WHAT THE TASK ASKS – Please quote the material exactly, every line of it.
>> begin SOURCE DATA
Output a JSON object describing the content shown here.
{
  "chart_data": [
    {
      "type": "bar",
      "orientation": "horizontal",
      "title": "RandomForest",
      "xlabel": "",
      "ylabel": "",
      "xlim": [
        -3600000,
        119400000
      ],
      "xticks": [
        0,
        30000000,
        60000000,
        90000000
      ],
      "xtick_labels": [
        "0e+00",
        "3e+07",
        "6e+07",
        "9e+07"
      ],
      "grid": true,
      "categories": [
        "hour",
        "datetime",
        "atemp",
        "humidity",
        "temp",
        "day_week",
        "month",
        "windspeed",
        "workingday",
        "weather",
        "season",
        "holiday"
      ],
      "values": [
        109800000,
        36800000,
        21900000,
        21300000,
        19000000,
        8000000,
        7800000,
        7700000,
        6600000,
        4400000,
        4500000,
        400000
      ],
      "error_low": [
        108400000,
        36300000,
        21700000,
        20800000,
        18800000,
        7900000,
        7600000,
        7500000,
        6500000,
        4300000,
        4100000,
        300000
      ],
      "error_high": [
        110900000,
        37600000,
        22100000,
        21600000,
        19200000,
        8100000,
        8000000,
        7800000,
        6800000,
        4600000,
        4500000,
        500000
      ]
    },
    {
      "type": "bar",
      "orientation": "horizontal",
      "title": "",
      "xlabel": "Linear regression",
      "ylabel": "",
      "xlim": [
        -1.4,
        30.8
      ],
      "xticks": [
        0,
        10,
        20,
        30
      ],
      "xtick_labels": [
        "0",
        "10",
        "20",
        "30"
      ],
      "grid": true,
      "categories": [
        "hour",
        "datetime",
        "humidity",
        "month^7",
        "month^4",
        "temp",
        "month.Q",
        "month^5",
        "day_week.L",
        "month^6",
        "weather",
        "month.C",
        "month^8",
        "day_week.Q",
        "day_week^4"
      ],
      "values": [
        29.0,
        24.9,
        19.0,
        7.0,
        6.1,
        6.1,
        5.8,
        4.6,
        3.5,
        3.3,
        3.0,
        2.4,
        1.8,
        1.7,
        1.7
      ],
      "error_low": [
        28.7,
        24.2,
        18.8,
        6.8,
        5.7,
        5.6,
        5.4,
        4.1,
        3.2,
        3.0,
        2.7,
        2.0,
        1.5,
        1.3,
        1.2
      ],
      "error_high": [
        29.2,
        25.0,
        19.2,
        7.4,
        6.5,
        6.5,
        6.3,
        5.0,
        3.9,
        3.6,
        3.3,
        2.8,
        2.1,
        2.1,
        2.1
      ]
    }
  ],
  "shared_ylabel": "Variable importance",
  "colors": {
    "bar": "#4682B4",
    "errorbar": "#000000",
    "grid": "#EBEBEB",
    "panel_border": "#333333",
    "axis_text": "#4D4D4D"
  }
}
>> end SOURCE DATA
SOLUTION TO THE EXERCISE –
Output a JSON object describing the content shown here.
{
  "chart_data": [
    {
      "type": "bar",
      "orientation": "horizontal",
      "title": "RandomForest",
      "xlabel": "",
      "ylabel": "",
      "xlim": [
        -3600000,
        119400000
      ],
      "xticks": [
        0,
        30000000,
        60000000,
        90000000
      ],
      "xtick_labels": [
        "0e+00",
        "3e+07",
        "6e+07",
        "9e+07"
      ],
      "grid": true,
      "categories": [
        "hour",
        "datetime",
        "atemp",
        "humidity",
        "temp",
        "day_week",
        "month",
        "windspeed",
        "workingday",
        "weather",
        "season",
        "holiday"
      ],
      "values": [
        109800000,
        36800000,
        21900000,
        21300000,
        19000000,
        8000000,
        7800000,
        7700000,
        6600000,
        4400000,
        4500000,
        400000
      ],
      "error_low": [
        108400000,
        36300000,
        21700000,
        20800000,
        18800000,
        7900000,
        7600000,
        7500000,
        6500000,
        4300000,
        4100000,
        300000
      ],
      "error_high": [
        110900000,
        37600000,
        22100000,
        21600000,
        19200000,
        8100000,
        8000000,
        7800000,
        6800000,
        4600000,
        4500000,
        500000
      ]
    },
    {
      "type": "bar",
      "orientation": "horizontal",
      "title": "",
      "xlabel": "Linear regression",
      "ylabel": "",
      "xlim": [
        -1.4,
        30.8
      ],
      "xticks": [
        0,
        10,
        20,
        30
      ],
      "xtick_labels": [
        "0",
        "10",
        "20",
        "30"
      ],
      "grid": true,
      "categories": [
        "hour",
        "datetime",
        "humidity",
        "month^7",
        "month^4",
        "temp",
        "month.Q",
        "month^5",
        "day_week.L",
        "month^6",
        "weather",
        "month.C",
        "month^8",
        "day_week.Q",
        "day_week^4"
      ],
      "values": [
        29.0,
        24.9,
        19.0,
        7.0,
        6.1,
        6.1,
        5.8,
        4.6,
        3.5,
        3.3,
        3.0,
        2.4,
        1.8,
        1.7,
        1.7
      ],
      "error_low": [
        28.7,
        24.2,
        18.8,
        6.8,
        5.7,
        5.6,
        5.4,
        4.1,
        3.2,
        3.0,
        2.7,
        2.0,
        1.5,
        1.3,
        1.2
      ],
      "error_high": [
        29.2,
        25.0,
        19.2,
        7.4,
        6.5,
        6.5,
        6.3,
        5.0,
        3.9,
        3.6,
        3.3,
        2.8,
        2.1,
        2.1,
        2.1
      ]
    }
  ],
  "shared_ylabel": "Variable importance",
  "colors": {
    "bar": "#4682B4",
    "errorbar": "#000000",
    "grid": "#EBEBEB",
    "panel_border": "#333333",
    "axis_text": "#4D4D4D"
  }
}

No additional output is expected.